# Dataset records
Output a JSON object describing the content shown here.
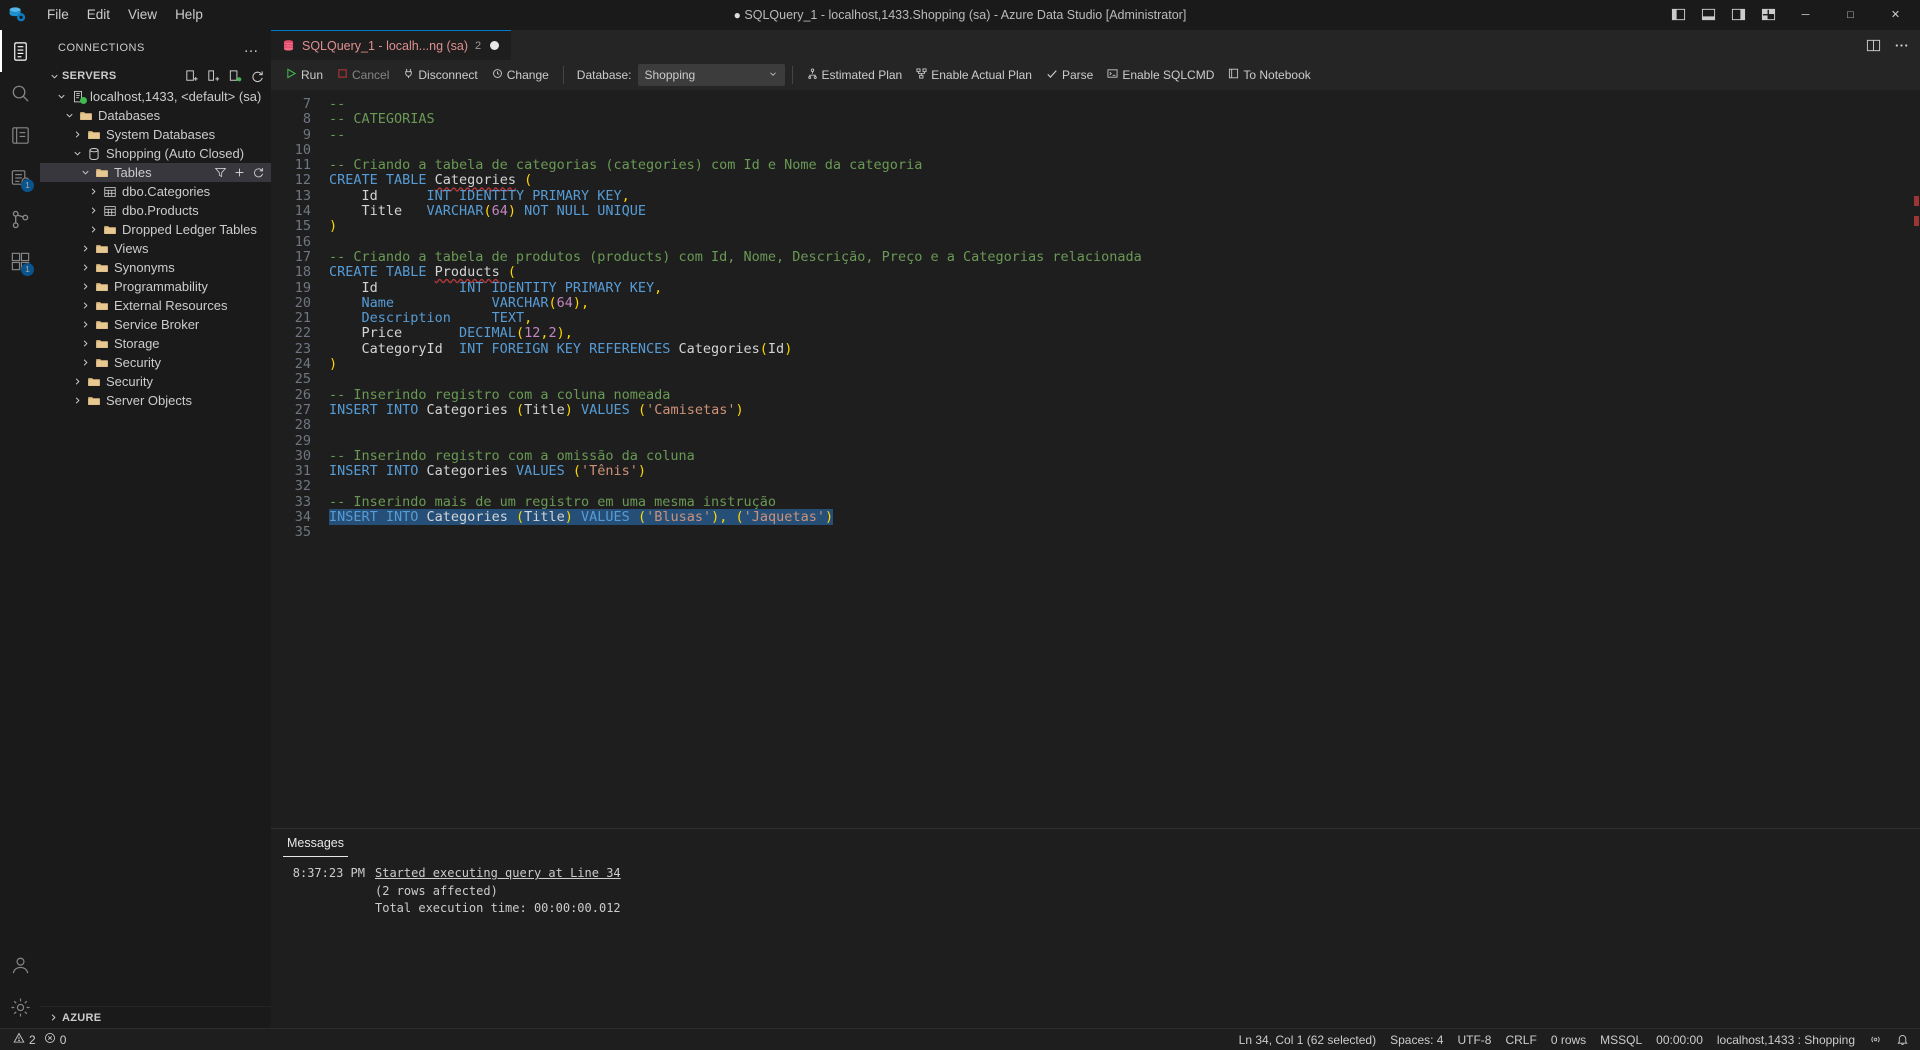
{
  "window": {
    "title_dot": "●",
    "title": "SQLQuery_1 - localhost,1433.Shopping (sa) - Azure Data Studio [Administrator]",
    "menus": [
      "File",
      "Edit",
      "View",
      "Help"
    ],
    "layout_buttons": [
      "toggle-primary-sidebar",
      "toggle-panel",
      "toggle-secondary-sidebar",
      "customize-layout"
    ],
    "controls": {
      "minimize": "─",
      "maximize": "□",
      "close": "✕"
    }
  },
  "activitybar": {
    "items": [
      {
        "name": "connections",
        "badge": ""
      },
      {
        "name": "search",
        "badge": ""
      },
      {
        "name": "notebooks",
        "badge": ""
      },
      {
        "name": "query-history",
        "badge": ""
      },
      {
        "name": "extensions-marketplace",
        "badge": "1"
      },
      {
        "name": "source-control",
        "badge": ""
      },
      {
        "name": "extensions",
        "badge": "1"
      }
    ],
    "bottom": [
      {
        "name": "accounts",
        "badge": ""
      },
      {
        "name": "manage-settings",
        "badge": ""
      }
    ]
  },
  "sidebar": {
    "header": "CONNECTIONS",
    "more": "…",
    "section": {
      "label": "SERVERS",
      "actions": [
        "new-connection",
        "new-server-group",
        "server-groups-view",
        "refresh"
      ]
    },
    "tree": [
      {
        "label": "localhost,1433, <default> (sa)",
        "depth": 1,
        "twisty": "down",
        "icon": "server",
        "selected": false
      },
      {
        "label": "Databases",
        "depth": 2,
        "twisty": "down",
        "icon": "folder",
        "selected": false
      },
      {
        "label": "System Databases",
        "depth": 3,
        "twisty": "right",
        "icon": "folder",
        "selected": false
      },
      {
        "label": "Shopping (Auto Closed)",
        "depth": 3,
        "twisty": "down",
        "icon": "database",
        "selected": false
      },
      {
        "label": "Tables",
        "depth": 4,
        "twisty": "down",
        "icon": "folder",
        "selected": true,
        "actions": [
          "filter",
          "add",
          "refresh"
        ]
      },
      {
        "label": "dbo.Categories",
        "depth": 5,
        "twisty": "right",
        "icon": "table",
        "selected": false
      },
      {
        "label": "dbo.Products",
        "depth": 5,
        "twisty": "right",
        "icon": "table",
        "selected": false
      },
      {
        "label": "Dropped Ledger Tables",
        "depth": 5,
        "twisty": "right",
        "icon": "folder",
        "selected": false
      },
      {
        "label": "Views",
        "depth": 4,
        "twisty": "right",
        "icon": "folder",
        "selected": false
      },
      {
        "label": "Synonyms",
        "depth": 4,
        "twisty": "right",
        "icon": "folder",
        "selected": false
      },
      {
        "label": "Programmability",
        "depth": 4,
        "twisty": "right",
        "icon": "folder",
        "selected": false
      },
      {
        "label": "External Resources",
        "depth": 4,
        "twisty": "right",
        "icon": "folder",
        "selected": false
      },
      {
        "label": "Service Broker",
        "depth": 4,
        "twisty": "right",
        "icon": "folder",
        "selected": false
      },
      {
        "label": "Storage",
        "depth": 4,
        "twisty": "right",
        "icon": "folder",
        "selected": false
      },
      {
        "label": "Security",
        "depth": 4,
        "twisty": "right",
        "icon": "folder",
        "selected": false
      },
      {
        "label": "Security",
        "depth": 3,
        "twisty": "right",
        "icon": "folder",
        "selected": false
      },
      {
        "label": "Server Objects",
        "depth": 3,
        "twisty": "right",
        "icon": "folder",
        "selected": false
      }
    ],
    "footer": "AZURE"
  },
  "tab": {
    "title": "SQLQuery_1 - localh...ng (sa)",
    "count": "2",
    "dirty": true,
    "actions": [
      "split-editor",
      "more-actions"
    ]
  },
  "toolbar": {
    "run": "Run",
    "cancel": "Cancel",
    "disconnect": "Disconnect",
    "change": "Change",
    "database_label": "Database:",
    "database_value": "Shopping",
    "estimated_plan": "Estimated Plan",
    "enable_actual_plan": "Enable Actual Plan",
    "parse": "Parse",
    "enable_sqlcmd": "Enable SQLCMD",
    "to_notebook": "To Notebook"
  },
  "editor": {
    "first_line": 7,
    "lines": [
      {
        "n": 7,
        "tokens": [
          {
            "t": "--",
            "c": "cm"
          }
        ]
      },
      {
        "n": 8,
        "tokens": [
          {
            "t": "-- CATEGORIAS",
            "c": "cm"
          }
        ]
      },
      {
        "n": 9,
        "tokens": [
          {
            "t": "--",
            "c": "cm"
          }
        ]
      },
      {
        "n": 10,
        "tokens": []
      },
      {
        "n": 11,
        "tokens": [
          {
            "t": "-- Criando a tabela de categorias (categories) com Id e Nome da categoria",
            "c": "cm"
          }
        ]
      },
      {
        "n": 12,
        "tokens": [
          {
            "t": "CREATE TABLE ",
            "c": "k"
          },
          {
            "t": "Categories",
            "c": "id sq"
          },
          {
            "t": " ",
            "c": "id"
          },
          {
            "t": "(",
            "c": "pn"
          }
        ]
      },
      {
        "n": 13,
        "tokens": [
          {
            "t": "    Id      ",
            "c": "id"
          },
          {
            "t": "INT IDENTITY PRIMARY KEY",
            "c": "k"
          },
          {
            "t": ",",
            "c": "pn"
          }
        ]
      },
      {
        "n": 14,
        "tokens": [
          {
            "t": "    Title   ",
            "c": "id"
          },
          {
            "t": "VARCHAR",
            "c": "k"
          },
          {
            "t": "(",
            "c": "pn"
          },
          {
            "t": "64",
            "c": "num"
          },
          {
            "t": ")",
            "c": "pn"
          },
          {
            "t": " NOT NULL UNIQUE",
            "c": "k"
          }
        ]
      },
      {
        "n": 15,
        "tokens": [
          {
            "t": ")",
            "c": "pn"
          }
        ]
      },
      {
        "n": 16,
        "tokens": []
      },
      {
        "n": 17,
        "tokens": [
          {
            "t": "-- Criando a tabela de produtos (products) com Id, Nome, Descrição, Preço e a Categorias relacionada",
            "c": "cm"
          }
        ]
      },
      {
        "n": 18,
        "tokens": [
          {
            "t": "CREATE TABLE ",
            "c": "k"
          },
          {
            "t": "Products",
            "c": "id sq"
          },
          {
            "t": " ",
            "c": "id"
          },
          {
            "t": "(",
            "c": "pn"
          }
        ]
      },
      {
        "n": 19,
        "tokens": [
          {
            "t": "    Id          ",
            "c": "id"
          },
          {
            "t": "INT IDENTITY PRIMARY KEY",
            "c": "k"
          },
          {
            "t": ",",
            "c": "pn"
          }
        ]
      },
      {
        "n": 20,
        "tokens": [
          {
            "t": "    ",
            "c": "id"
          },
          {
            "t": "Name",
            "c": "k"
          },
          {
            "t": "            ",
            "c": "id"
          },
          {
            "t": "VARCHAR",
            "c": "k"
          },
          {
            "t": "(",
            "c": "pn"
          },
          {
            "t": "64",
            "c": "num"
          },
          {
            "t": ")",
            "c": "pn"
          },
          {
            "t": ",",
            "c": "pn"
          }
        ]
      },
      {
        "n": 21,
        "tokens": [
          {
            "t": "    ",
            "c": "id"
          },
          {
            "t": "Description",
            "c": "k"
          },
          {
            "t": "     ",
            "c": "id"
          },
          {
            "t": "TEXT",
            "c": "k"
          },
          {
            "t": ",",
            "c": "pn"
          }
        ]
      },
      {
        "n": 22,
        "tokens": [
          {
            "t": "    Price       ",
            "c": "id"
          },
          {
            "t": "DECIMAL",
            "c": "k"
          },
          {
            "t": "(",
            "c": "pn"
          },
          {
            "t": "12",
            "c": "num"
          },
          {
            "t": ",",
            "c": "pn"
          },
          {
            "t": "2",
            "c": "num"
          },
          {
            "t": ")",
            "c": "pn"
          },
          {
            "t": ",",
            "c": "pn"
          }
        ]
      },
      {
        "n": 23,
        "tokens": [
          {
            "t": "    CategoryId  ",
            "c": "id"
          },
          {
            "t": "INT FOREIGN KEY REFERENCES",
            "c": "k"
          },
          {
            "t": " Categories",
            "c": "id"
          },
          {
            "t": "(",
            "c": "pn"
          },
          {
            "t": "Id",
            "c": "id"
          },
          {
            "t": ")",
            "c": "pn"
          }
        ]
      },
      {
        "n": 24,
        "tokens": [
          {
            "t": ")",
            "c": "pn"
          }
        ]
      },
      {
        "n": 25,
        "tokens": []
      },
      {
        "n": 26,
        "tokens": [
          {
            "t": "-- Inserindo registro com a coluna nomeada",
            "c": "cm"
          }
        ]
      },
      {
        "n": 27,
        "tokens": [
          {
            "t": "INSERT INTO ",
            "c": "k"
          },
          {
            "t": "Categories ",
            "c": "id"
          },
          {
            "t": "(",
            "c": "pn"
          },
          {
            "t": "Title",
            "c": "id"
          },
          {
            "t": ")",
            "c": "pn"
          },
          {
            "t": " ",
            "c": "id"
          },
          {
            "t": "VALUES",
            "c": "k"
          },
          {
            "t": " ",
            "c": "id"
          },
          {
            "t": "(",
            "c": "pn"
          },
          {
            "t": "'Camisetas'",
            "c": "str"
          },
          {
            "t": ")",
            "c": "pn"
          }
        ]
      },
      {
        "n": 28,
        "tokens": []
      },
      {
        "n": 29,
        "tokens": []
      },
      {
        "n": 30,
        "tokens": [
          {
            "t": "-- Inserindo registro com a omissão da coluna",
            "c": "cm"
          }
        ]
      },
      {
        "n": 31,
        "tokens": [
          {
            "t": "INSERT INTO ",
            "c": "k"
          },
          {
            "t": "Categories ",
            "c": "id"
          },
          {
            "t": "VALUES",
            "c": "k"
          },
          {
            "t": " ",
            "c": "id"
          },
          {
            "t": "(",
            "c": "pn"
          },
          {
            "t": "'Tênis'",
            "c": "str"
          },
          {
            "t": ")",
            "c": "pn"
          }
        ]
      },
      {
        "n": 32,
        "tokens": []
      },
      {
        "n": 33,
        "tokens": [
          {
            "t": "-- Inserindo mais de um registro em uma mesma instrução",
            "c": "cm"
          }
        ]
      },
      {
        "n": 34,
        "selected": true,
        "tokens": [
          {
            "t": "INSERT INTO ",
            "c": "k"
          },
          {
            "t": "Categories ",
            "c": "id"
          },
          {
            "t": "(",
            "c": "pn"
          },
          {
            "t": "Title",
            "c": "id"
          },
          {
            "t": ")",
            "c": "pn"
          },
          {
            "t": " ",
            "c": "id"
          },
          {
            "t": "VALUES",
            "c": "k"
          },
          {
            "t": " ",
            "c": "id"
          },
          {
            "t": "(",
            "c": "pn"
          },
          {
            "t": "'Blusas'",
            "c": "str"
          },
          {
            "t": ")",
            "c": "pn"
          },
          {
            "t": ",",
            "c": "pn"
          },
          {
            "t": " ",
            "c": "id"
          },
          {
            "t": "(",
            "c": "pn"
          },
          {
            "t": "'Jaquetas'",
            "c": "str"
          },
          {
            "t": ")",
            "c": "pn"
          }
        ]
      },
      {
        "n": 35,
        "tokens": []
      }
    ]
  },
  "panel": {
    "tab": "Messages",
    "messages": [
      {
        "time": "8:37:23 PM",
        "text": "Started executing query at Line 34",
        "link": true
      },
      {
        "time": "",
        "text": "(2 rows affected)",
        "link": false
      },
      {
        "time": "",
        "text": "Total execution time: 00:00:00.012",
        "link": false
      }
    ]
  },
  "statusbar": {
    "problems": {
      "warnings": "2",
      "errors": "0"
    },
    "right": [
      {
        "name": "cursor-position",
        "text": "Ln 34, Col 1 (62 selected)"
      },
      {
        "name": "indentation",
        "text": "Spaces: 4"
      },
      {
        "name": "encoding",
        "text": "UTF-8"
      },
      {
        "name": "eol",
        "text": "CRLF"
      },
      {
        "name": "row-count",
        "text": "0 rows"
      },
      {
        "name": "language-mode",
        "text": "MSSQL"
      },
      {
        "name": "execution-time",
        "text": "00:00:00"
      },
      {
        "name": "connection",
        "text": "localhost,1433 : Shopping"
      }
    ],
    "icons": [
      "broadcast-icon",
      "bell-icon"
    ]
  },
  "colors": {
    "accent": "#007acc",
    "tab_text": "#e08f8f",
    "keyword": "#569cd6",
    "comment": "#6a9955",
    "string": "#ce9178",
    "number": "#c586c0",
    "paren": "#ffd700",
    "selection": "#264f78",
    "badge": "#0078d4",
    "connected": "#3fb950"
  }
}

* * *

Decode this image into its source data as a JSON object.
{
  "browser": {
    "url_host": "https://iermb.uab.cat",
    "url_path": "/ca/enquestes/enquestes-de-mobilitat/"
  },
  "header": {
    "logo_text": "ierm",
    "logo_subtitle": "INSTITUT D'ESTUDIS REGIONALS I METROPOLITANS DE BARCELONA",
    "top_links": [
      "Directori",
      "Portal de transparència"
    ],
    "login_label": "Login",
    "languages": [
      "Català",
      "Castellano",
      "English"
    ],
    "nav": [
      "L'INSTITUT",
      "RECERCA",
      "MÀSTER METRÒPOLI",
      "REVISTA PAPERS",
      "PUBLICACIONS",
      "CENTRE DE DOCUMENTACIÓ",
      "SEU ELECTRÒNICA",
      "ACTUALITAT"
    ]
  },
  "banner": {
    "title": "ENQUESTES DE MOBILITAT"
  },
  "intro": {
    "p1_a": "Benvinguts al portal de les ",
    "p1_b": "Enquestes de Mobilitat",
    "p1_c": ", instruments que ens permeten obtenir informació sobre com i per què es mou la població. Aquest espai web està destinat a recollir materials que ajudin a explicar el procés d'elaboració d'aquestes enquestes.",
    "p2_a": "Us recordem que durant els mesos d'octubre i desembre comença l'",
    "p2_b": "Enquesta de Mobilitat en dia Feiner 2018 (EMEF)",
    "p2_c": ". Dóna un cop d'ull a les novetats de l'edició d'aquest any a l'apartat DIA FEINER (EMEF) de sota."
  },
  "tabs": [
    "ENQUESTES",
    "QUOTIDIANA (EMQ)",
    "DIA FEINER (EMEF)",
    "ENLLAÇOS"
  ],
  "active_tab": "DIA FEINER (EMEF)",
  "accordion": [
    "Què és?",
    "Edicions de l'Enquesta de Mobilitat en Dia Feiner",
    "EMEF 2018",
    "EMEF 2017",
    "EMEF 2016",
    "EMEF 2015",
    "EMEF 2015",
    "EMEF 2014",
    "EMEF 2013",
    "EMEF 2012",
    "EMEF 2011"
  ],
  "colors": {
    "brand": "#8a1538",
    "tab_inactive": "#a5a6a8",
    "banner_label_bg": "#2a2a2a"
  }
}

# What is asked
Going through the data, tally the lines containing "actions" and report only the result.

# Reply to the task
4